_Problem to solve_
Sift the material for lines containing "香铺村委会", and return them.

_Records for this exercise_

================

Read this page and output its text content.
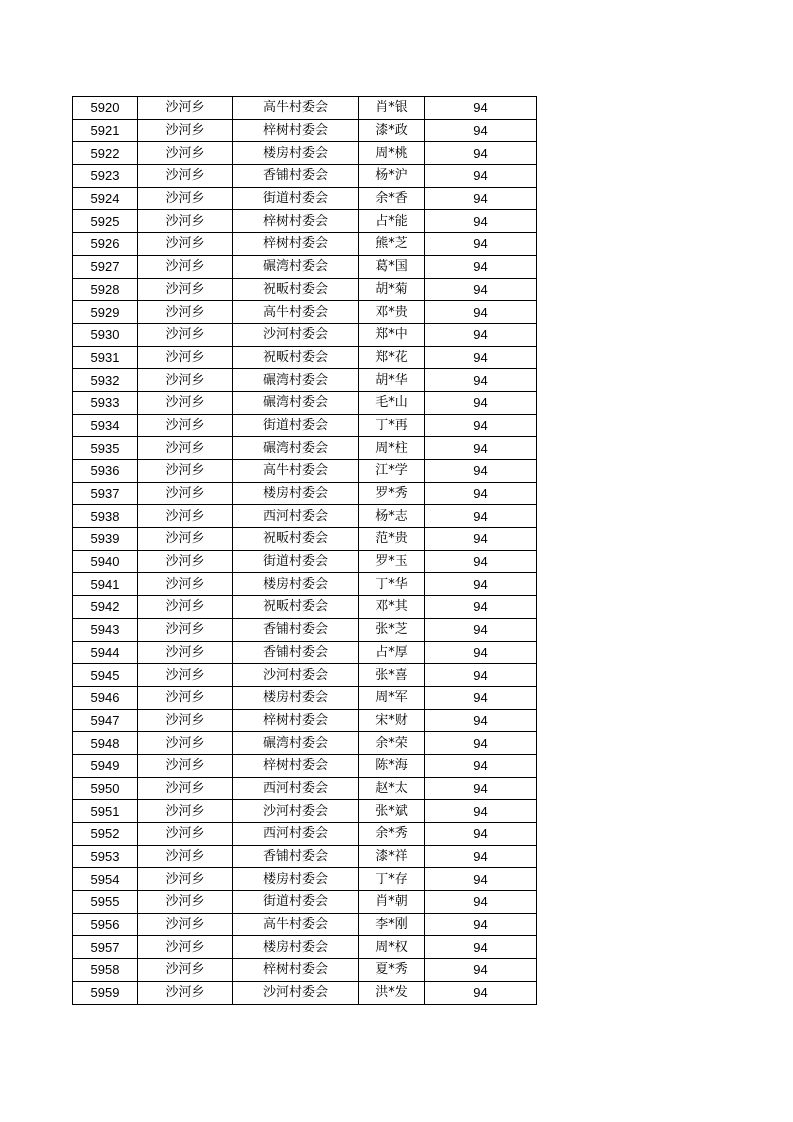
5920	沙河乡	高牛村委会	肖*银	94
5921	沙河乡	梓树村委会	漆*政	94
5922	沙河乡	楼房村委会	周*桃	94
5923	沙河乡	香铺村委会	杨*沪	94
5924	沙河乡	街道村委会	余*香	94
5925	沙河乡	梓树村委会	占*能	94
5926	沙河乡	梓树村委会	熊*芝	94
5927	沙河乡	碾湾村委会	葛*国	94
5928	沙河乡	祝畈村委会	胡*菊	94
5929	沙河乡	高牛村委会	邓*贵	94
5930	沙河乡	沙河村委会	郑*中	94
5931	沙河乡	祝畈村委会	郑*花	94
5932	沙河乡	碾湾村委会	胡*华	94
5933	沙河乡	碾湾村委会	毛*山	94
5934	沙河乡	街道村委会	丁*再	94
5935	沙河乡	碾湾村委会	周*柱	94
5936	沙河乡	高牛村委会	江*学	94
5937	沙河乡	楼房村委会	罗*秀	94
5938	沙河乡	西河村委会	杨*志	94
5939	沙河乡	祝畈村委会	范*贵	94
5940	沙河乡	街道村委会	罗*玉	94
5941	沙河乡	楼房村委会	丁*华	94
5942	沙河乡	祝畈村委会	邓*其	94
5943	沙河乡	香铺村委会	张*芝	94
5944	沙河乡	香铺村委会	占*厚	94
5945	沙河乡	沙河村委会	张*喜	94
5946	沙河乡	楼房村委会	周*军	94
5947	沙河乡	梓树村委会	宋*财	94
5948	沙河乡	碾湾村委会	余*荣	94
5949	沙河乡	梓树村委会	陈*海	94
5950	沙河乡	西河村委会	赵*太	94
5951	沙河乡	沙河村委会	张*斌	94
5952	沙河乡	西河村委会	余*秀	94
5953	沙河乡	香铺村委会	漆*祥	94
5954	沙河乡	楼房村委会	丁*存	94
5955	沙河乡	街道村委会	肖*朝	94
5956	沙河乡	高牛村委会	李*刚	94
5957	沙河乡	楼房村委会	周*权	94
5958	沙河乡	梓树村委会	夏*秀	94
5959	沙河乡	沙河村委会	洪*发	94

================

_Finished task_
5923	沙河乡	香铺村委会	杨*沪	94
5943	沙河乡	香铺村委会	张*芝	94
5944	沙河乡	香铺村委会	占*厚	94
5953	沙河乡	香铺村委会	漆*祥	94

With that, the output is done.